• [Problem statement]: Transcribe each line of the material as it is, and drop any picture.

• [Supplied material]:

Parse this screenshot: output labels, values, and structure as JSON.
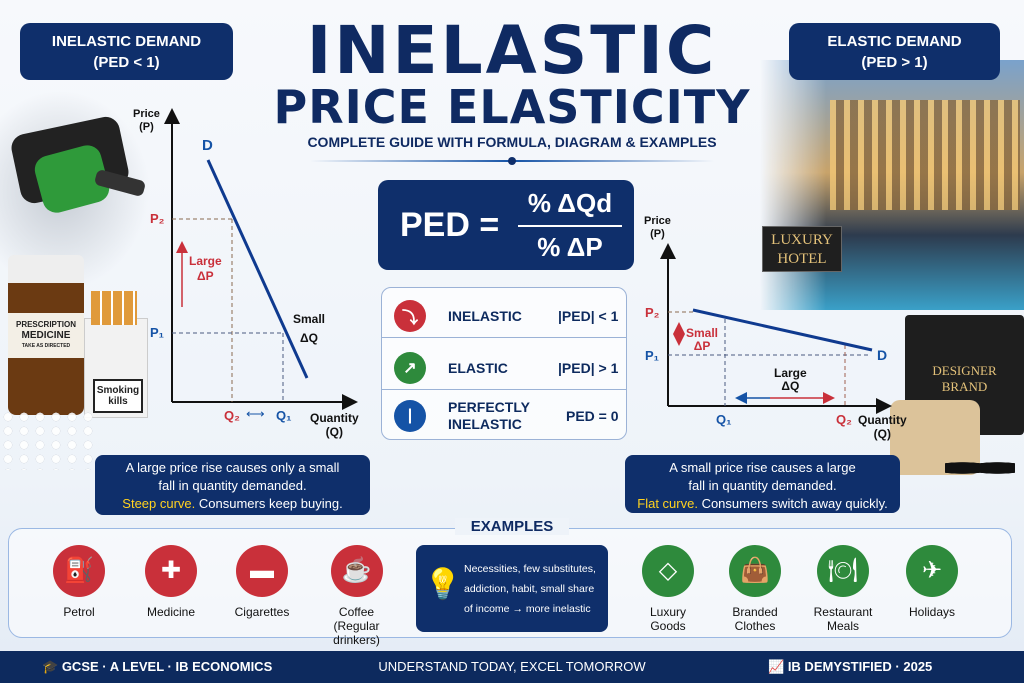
{
  "left_badge": {
    "line1": "INELASTIC DEMAND",
    "line2": "(PED < 1)"
  },
  "right_badge": {
    "line1": "ELASTIC DEMAND",
    "line2": "(PED > 1)"
  },
  "title": {
    "line1": "INELASTIC",
    "line2": "PRICE ELASTICITY",
    "subtitle": "COMPLETE GUIDE WITH FORMULA, DIAGRAM & EXAMPLES"
  },
  "formula": {
    "lhs": "PED =",
    "numerator": "% ΔQd",
    "denominator": "% ΔP"
  },
  "types": [
    {
      "label": "INELASTIC",
      "rule": "|PED| < 1",
      "icon": "curve-down-icon",
      "color": "#c9303a"
    },
    {
      "label": "ELASTIC",
      "rule": "|PED| > 1",
      "icon": "arrow-up-right-icon",
      "color": "#2e8a3c"
    },
    {
      "label": "PERFECTLY INELASTIC",
      "rule": "PED = 0",
      "icon": "vertical-line-icon",
      "color": "#1553a6"
    }
  ],
  "left_chart": {
    "y_label": "Price",
    "y_unit": "(P)",
    "x_label": "Quantity",
    "x_unit": "(Q)",
    "curve": "D",
    "p2": "P₂",
    "p1": "P₁",
    "q2": "Q₂",
    "q1": "Q₁",
    "dp_label1": "Large",
    "dp_label2": "ΔP",
    "dq_label1": "Small",
    "dq_label2": "ΔQ",
    "arrow": "⟷"
  },
  "right_chart": {
    "y_label": "Price",
    "y_unit": "(P)",
    "x_label": "Quantity",
    "x_unit": "(Q)",
    "curve": "D",
    "p2": "P₂",
    "p1": "P₁",
    "q1": "Q₁",
    "q2": "Q₂",
    "dp_label1": "Small",
    "dp_label2": "ΔP",
    "dq_label1": "Large",
    "dq_label2": "ΔQ"
  },
  "left_caption": {
    "line1": "A large price rise causes only a small",
    "line2": "fall in quantity demanded.",
    "highlight": "Steep curve.",
    "rest": " Consumers keep buying."
  },
  "right_caption": {
    "line1": "A small price rise causes a large",
    "line2": "fall in quantity demanded.",
    "highlight": "Flat curve.",
    "rest": " Consumers switch away quickly."
  },
  "images": {
    "medicine_label1": "PRESCRIPTION",
    "medicine_label2": "MEDICINE",
    "medicine_label3": "TAKE AS DIRECTED",
    "cigarette_label": "Smoking kills",
    "hotel_sign1": "LUXURY",
    "hotel_sign2": "HOTEL",
    "bag_label1": "DESIGNER",
    "bag_label2": "BRAND"
  },
  "examples": {
    "heading": "EXAMPLES",
    "inelastic": [
      {
        "label": "Petrol",
        "icon": "fuel-pump-icon"
      },
      {
        "label": "Medicine",
        "icon": "medicine-bottle-icon"
      },
      {
        "label": "Cigarettes",
        "icon": "cigarette-icon"
      },
      {
        "label": "Coffee",
        "sub": "(Regular drinkers)",
        "icon": "coffee-cup-icon"
      }
    ],
    "note": "Necessities, few substitutes, addiction, habit, small share of income → more inelastic",
    "elastic": [
      {
        "label": "Luxury",
        "sub": "Goods",
        "icon": "diamond-icon"
      },
      {
        "label": "Branded",
        "sub": "Clothes",
        "icon": "shopping-bag-icon"
      },
      {
        "label": "Restaurant",
        "sub": "Meals",
        "icon": "plate-cutlery-icon"
      },
      {
        "label": "Holidays",
        "icon": "airplane-icon"
      }
    ]
  },
  "footer": {
    "left": "GCSE · A LEVEL · IB ECONOMICS",
    "center": "UNDERSTAND TODAY, EXCEL TOMORROW",
    "right": "IB DEMYSTIFIED · 2025"
  },
  "colors": {
    "navy": "#0f2f6b",
    "red": "#c9303a",
    "green": "#2e8a3c",
    "blue": "#1553a6",
    "highlight": "#ffd21f"
  }
}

• [Response to this task]:
Parse this screenshot: output labels, values, and structure as JSON.
{
  "left_badge": {
    "line1": "INELASTIC DEMAND",
    "line2": "(PED < 1)"
  },
  "right_badge": {
    "line1": "ELASTIC DEMAND",
    "line2": "(PED > 1)"
  },
  "title": {
    "line1": "INELASTIC",
    "line2": "PRICE ELASTICITY",
    "subtitle": "COMPLETE GUIDE WITH FORMULA, DIAGRAM & EXAMPLES"
  },
  "formula": {
    "lhs": "PED =",
    "numerator": "% ΔQd",
    "denominator": "% ΔP"
  },
  "types": [
    {
      "label": "INELASTIC",
      "rule": "|PED| < 1",
      "icon": "curve-down-icon",
      "color": "#c9303a"
    },
    {
      "label": "ELASTIC",
      "rule": "|PED| > 1",
      "icon": "arrow-up-right-icon",
      "color": "#2e8a3c"
    },
    {
      "label": "PERFECTLY INELASTIC",
      "rule": "PED = 0",
      "icon": "vertical-line-icon",
      "color": "#1553a6"
    }
  ],
  "left_chart": {
    "y_label": "Price",
    "y_unit": "(P)",
    "x_label": "Quantity",
    "x_unit": "(Q)",
    "curve": "D",
    "p2": "P₂",
    "p1": "P₁",
    "q2": "Q₂",
    "q1": "Q₁",
    "dp_label1": "Large",
    "dp_label2": "ΔP",
    "dq_label1": "Small",
    "dq_label2": "ΔQ",
    "arrow": "⟷"
  },
  "right_chart": {
    "y_label": "Price",
    "y_unit": "(P)",
    "x_label": "Quantity",
    "x_unit": "(Q)",
    "curve": "D",
    "p2": "P₂",
    "p1": "P₁",
    "q1": "Q₁",
    "q2": "Q₂",
    "dp_label1": "Small",
    "dp_label2": "ΔP",
    "dq_label1": "Large",
    "dq_label2": "ΔQ"
  },
  "left_caption": {
    "line1": "A large price rise causes only a small",
    "line2": "fall in quantity demanded.",
    "highlight": "Steep curve.",
    "rest": " Consumers keep buying."
  },
  "right_caption": {
    "line1": "A small price rise causes a large",
    "line2": "fall in quantity demanded.",
    "highlight": "Flat curve.",
    "rest": " Consumers switch away quickly."
  },
  "images": {
    "medicine_label1": "PRESCRIPTION",
    "medicine_label2": "MEDICINE",
    "medicine_label3": "TAKE AS DIRECTED",
    "cigarette_label": "Smoking kills",
    "hotel_sign1": "LUXURY",
    "hotel_sign2": "HOTEL",
    "bag_label1": "DESIGNER",
    "bag_label2": "BRAND"
  },
  "examples": {
    "heading": "EXAMPLES",
    "inelastic": [
      {
        "label": "Petrol",
        "icon": "fuel-pump-icon"
      },
      {
        "label": "Medicine",
        "icon": "medicine-bottle-icon"
      },
      {
        "label": "Cigarettes",
        "icon": "cigarette-icon"
      },
      {
        "label": "Coffee",
        "sub": "(Regular drinkers)",
        "icon": "coffee-cup-icon"
      }
    ],
    "note": "Necessities, few substitutes, addiction, habit, small share of income → more inelastic",
    "elastic": [
      {
        "label": "Luxury",
        "sub": "Goods",
        "icon": "diamond-icon"
      },
      {
        "label": "Branded",
        "sub": "Clothes",
        "icon": "shopping-bag-icon"
      },
      {
        "label": "Restaurant",
        "sub": "Meals",
        "icon": "plate-cutlery-icon"
      },
      {
        "label": "Holidays",
        "icon": "airplane-icon"
      }
    ]
  },
  "footer": {
    "left": "GCSE · A LEVEL · IB ECONOMICS",
    "center": "UNDERSTAND TODAY, EXCEL TOMORROW",
    "right": "IB DEMYSTIFIED · 2025"
  },
  "colors": {
    "navy": "#0f2f6b",
    "red": "#c9303a",
    "green": "#2e8a3c",
    "blue": "#1553a6",
    "highlight": "#ffd21f"
  }
}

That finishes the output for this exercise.